Start Supplied material

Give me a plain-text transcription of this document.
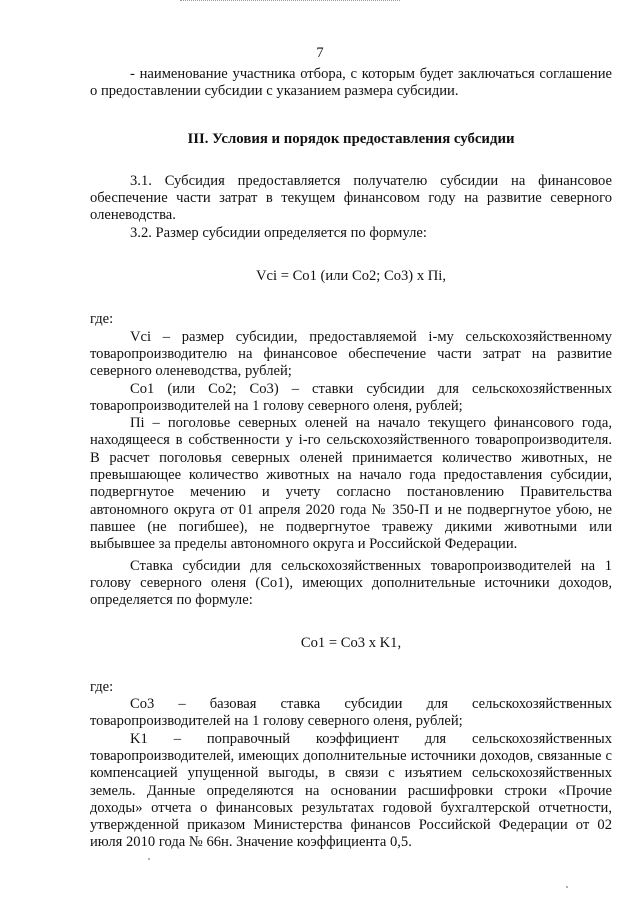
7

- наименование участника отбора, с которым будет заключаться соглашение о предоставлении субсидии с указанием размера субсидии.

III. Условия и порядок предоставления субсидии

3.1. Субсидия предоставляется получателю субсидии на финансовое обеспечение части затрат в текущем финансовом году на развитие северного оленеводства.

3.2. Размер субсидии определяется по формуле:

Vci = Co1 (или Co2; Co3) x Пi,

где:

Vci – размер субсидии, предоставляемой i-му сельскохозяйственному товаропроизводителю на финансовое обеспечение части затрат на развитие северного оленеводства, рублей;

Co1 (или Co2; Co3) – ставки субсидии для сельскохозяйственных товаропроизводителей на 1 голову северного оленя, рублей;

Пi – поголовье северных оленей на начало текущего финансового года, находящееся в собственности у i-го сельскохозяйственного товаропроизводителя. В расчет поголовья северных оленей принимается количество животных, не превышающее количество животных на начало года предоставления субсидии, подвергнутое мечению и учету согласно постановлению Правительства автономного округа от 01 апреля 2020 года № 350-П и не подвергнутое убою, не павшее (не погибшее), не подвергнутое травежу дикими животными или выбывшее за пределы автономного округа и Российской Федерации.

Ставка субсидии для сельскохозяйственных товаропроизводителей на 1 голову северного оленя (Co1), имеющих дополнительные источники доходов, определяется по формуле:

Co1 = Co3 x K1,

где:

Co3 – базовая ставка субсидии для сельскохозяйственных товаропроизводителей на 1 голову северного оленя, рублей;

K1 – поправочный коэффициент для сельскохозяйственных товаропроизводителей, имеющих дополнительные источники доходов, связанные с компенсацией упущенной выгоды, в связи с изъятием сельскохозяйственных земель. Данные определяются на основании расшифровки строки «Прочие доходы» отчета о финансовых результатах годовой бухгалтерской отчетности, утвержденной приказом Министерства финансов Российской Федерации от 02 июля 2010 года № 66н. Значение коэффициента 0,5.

End Supplied material

Write out the full set of lines verbatim, without the pictures.

Reply to the exercise:
Give me a plain-text transcription of this document.
7

- наименование участника отбора, с которым будет заключаться соглашение о предоставлении субсидии с указанием размера субсидии.

III. Условия и порядок предоставления субсидии

3.1. Субсидия предоставляется получателю субсидии на финансовое обеспечение части затрат в текущем финансовом году на развитие северного оленеводства.

3.2. Размер субсидии определяется по формуле:

Vci = Co1 (или Co2; Co3) x Пi,

где:

Vci – размер субсидии, предоставляемой i-му сельскохозяйственному товаропроизводителю на финансовое обеспечение части затрат на развитие северного оленеводства, рублей;

Co1 (или Co2; Co3) – ставки субсидии для сельскохозяйственных товаропроизводителей на 1 голову северного оленя, рублей;

Пi – поголовье северных оленей на начало текущего финансового года, находящееся в собственности у i-го сельскохозяйственного товаропроизводителя. В расчет поголовья северных оленей принимается количество животных, не превышающее количество животных на начало года предоставления субсидии, подвергнутое мечению и учету согласно постановлению Правительства автономного округа от 01 апреля 2020 года № 350-П и не подвергнутое убою, не павшее (не погибшее), не подвергнутое травежу дикими животными или выбывшее за пределы автономного округа и Российской Федерации.

Ставка субсидии для сельскохозяйственных товаропроизводителей на 1 голову северного оленя (Co1), имеющих дополнительные источники доходов, определяется по формуле:

Co1 = Co3 x K1,

где:

Co3 – базовая ставка субсидии для сельскохозяйственных товаропроизводителей на 1 голову северного оленя, рублей;

K1 – поправочный коэффициент для сельскохозяйственных товаропроизводителей, имеющих дополнительные источники доходов, связанные с компенсацией упущенной выгоды, в связи с изъятием сельскохозяйственных земель. Данные определяются на основании расшифровки строки «Прочие доходы» отчета о финансовых результатах годовой бухгалтерской отчетности, утвержденной приказом Министерства финансов Российской Федерации от 02 июля 2010 года № 66н. Значение коэффициента 0,5.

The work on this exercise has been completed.